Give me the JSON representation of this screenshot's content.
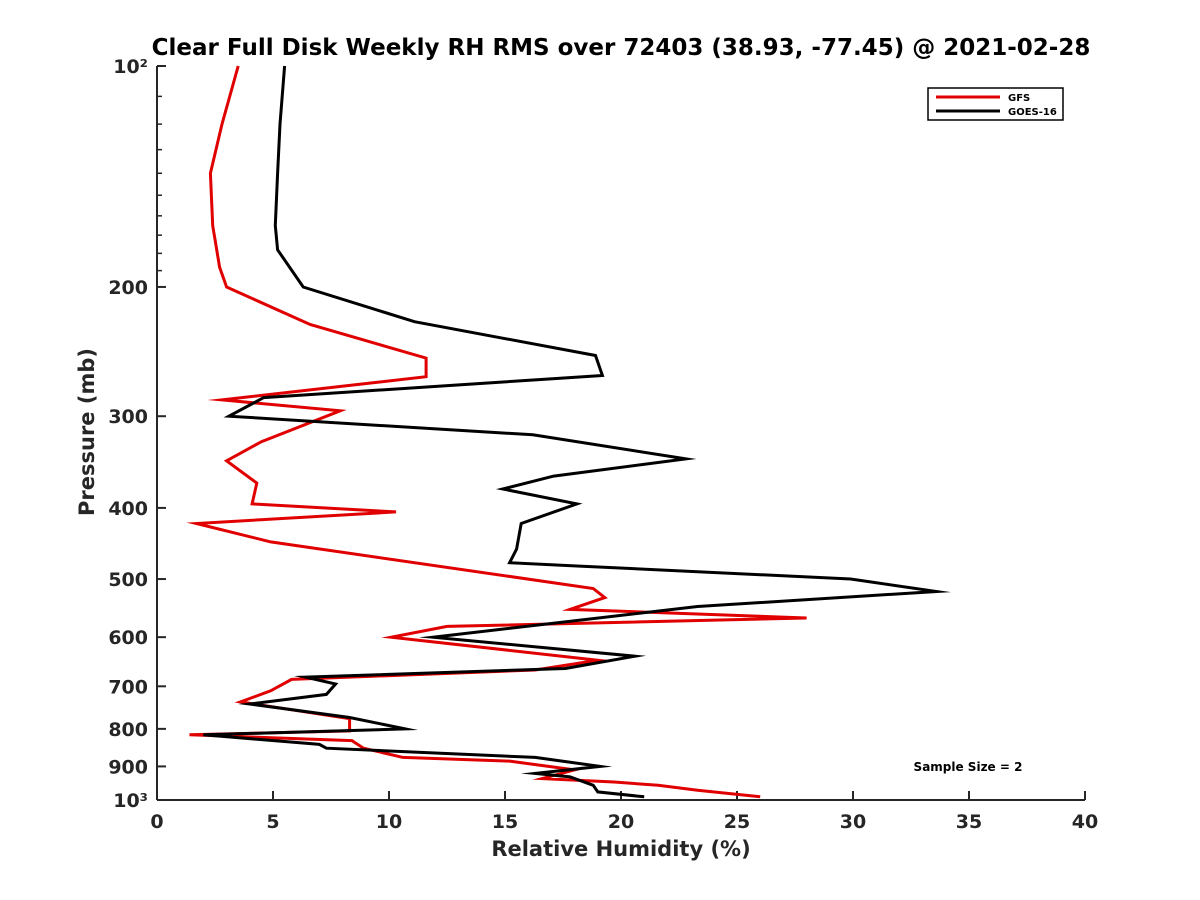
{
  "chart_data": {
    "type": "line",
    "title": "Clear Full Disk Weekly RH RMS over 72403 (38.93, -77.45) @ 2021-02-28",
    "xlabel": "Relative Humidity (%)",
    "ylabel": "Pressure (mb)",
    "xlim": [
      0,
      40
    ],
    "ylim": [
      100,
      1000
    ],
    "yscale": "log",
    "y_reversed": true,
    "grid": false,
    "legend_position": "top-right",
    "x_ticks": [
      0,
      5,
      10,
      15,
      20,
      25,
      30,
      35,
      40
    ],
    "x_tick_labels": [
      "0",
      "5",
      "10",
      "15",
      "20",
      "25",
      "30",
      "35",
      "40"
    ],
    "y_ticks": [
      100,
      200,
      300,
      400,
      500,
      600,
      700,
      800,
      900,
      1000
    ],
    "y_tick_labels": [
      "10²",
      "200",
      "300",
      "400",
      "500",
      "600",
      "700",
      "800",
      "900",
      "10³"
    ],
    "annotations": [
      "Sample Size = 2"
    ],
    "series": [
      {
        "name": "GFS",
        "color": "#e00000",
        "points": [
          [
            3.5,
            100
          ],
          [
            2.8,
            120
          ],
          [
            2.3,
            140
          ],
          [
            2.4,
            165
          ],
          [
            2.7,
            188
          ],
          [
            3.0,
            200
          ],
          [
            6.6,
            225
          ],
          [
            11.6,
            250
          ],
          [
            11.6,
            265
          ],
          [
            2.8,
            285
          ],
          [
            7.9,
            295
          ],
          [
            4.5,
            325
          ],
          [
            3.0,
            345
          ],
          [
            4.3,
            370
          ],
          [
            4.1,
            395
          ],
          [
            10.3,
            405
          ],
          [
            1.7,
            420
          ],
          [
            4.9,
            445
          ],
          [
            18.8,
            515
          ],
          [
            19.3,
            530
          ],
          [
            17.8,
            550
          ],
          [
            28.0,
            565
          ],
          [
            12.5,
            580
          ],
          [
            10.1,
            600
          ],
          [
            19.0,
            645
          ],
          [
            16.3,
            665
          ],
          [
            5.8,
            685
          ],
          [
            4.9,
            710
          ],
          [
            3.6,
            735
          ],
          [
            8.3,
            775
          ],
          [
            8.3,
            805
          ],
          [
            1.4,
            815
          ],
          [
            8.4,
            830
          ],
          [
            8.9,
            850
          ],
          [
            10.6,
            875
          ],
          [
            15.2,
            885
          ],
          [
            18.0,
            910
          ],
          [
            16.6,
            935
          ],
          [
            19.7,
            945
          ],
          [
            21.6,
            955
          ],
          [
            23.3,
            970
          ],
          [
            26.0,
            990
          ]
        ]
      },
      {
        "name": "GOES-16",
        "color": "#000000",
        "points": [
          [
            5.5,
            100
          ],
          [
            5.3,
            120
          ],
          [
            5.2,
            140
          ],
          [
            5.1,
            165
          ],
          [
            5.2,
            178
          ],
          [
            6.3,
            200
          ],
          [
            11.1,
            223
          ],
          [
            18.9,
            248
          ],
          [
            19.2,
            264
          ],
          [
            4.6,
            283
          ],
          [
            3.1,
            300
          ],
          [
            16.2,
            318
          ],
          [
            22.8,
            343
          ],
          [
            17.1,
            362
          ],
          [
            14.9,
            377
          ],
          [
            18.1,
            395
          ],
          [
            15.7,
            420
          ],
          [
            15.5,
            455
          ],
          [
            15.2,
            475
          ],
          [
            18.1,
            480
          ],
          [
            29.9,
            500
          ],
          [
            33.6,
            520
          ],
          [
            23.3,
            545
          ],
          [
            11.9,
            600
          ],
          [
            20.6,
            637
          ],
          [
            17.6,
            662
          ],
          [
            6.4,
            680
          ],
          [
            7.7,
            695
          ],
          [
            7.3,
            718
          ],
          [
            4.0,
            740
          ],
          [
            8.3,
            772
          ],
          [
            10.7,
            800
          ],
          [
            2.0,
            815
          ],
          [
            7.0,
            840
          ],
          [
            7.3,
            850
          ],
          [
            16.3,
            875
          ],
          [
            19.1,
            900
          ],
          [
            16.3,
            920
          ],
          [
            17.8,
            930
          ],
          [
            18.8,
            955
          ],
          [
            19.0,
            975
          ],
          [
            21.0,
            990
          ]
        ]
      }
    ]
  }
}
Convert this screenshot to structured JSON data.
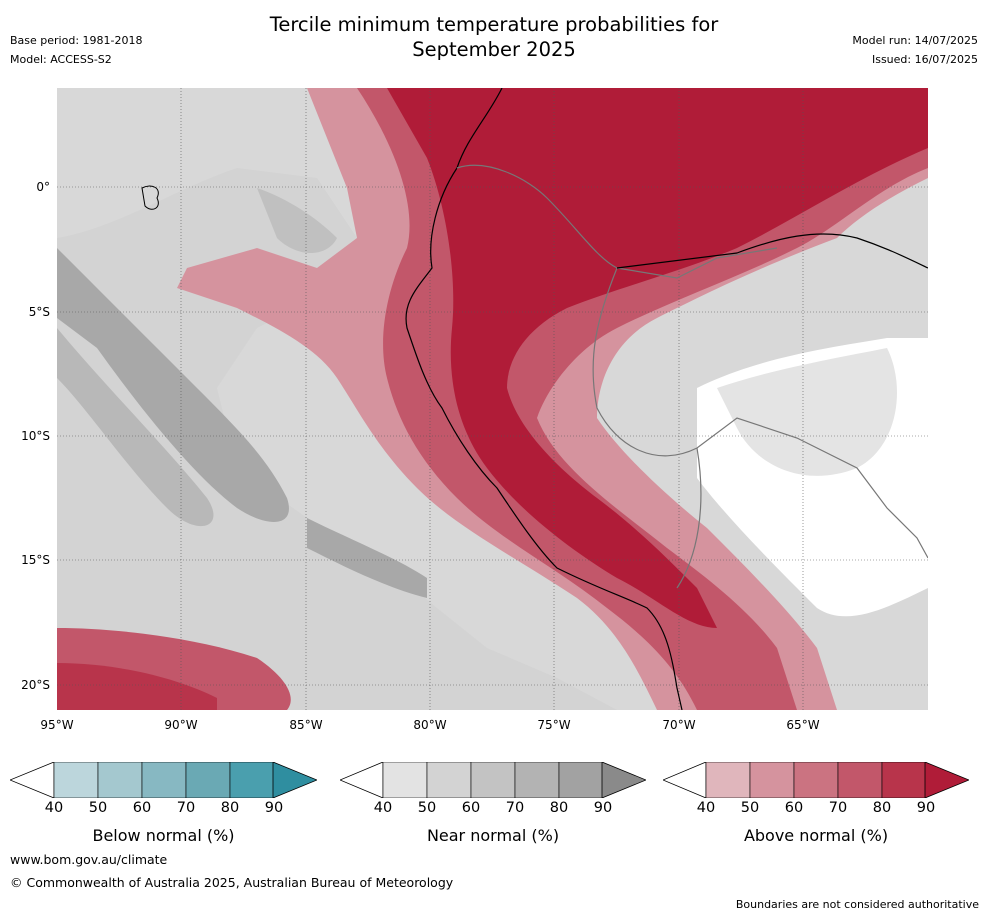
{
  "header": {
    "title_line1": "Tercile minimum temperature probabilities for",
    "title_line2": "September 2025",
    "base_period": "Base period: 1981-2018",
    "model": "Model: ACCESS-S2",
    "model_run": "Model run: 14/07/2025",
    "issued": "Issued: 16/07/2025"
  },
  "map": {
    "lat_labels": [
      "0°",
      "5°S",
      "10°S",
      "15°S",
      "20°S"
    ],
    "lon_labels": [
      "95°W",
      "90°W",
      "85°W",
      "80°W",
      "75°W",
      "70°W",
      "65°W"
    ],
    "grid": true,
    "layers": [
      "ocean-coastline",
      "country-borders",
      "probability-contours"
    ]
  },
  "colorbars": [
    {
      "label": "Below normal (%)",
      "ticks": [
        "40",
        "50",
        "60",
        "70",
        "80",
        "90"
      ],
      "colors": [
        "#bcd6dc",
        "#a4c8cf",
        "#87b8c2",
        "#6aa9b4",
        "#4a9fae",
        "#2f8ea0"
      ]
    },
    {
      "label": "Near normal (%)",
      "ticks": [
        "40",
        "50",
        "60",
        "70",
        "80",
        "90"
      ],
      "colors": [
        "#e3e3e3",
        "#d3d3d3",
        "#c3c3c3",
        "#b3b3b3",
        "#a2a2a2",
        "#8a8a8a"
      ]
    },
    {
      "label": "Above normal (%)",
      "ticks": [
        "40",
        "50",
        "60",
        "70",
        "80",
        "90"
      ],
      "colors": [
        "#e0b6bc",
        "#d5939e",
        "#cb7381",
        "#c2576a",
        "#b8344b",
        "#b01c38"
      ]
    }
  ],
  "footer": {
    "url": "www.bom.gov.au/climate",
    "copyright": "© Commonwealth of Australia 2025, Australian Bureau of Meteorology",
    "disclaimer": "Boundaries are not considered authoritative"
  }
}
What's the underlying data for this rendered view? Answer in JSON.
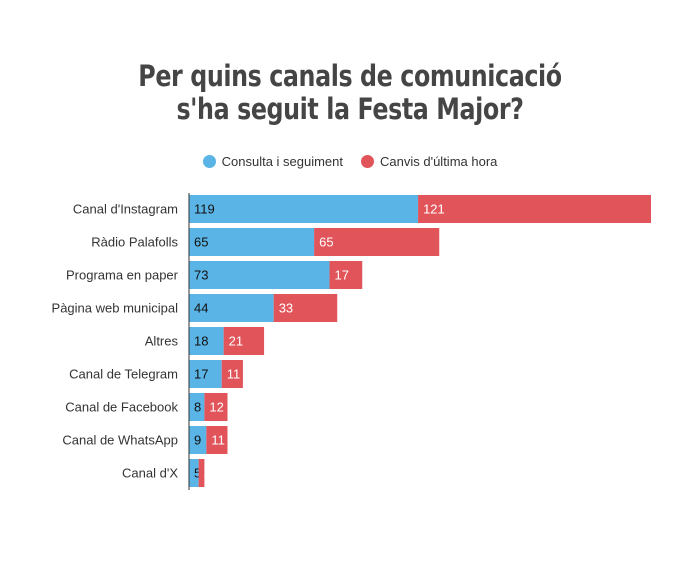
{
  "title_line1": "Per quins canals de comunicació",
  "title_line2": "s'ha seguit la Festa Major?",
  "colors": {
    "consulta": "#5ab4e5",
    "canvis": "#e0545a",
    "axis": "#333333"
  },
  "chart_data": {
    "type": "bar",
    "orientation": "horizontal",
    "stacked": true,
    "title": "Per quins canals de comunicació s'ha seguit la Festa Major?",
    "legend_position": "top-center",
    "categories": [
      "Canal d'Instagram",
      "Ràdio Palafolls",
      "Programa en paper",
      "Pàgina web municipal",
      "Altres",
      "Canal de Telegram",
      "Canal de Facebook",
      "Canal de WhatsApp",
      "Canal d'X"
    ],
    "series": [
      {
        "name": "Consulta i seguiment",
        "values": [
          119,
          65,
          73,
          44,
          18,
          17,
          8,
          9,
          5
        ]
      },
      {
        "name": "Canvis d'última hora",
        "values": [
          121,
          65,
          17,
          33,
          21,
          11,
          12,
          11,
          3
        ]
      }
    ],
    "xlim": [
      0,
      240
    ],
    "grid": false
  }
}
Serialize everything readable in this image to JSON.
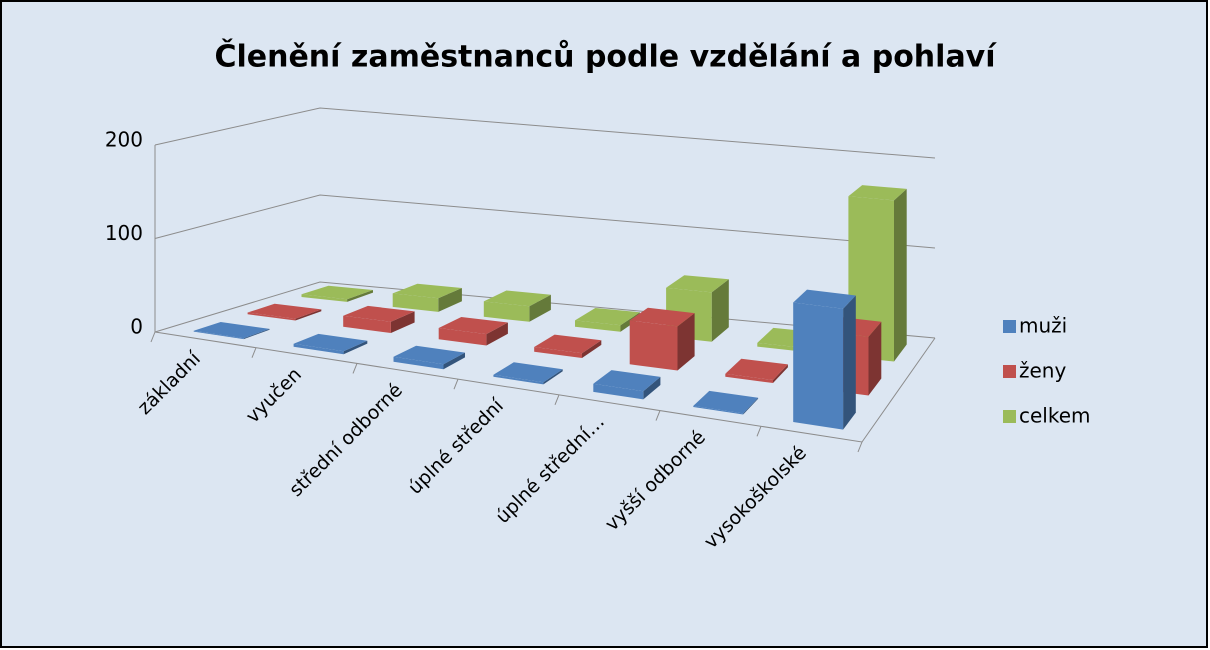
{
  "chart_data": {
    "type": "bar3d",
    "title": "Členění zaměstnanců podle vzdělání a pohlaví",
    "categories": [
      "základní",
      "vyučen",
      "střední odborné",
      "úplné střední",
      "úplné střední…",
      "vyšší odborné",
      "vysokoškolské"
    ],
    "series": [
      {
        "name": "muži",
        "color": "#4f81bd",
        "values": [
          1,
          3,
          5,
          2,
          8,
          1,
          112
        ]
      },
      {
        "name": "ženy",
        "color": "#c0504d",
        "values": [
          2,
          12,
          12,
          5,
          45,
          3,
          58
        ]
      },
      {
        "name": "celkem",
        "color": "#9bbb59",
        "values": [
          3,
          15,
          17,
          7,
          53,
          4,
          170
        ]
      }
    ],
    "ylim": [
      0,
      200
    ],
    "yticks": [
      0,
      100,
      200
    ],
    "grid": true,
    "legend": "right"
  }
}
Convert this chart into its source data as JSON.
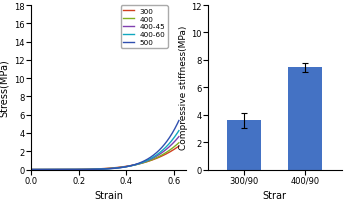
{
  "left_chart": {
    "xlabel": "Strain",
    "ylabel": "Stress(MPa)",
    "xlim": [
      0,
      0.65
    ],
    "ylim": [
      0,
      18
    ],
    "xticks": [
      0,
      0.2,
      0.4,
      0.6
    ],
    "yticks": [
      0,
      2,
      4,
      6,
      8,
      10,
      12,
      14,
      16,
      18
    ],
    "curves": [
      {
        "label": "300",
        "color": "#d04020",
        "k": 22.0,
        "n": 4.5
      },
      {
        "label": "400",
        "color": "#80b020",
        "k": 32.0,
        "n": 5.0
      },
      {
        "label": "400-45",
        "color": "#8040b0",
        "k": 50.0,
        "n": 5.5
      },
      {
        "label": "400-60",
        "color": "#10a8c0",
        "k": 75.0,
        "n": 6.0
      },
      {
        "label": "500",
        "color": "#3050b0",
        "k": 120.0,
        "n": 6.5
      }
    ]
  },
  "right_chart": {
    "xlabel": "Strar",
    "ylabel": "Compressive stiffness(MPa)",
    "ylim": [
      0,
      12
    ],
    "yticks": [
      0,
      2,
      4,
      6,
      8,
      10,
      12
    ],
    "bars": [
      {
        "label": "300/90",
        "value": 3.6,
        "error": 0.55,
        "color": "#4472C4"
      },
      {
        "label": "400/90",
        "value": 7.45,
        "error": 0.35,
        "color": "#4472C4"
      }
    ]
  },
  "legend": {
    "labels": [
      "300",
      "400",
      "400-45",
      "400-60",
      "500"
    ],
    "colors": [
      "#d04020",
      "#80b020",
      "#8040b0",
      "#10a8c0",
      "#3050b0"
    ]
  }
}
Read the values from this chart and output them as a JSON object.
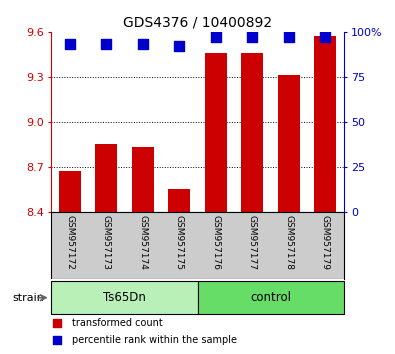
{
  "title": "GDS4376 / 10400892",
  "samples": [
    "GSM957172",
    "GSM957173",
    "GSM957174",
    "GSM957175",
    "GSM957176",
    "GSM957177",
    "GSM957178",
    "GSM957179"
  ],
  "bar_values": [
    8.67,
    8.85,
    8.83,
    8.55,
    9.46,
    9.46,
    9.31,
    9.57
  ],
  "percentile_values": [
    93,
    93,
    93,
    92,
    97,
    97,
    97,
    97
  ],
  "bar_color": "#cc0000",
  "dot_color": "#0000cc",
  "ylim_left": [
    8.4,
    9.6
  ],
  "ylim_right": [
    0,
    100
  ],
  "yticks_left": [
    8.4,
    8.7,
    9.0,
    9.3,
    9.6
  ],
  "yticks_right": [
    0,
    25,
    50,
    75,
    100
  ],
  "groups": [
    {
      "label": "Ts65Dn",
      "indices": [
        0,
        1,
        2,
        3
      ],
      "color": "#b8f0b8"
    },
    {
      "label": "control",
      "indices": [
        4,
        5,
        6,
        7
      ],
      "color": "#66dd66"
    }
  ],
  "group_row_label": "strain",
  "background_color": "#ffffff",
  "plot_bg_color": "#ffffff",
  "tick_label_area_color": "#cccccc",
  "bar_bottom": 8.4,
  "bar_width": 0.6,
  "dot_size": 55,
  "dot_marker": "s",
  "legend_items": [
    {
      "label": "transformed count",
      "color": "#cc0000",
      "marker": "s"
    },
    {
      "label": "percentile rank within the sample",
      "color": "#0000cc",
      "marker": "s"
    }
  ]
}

> EXERCISE BRIEF
Search the data above for the string "normal" and copy each line that has it.

> SOLUTION TO THIS PROBLEM
      "label": "Below normal (%)",
      "label": "Near normal (%)",
      "label": "Above normal (%)",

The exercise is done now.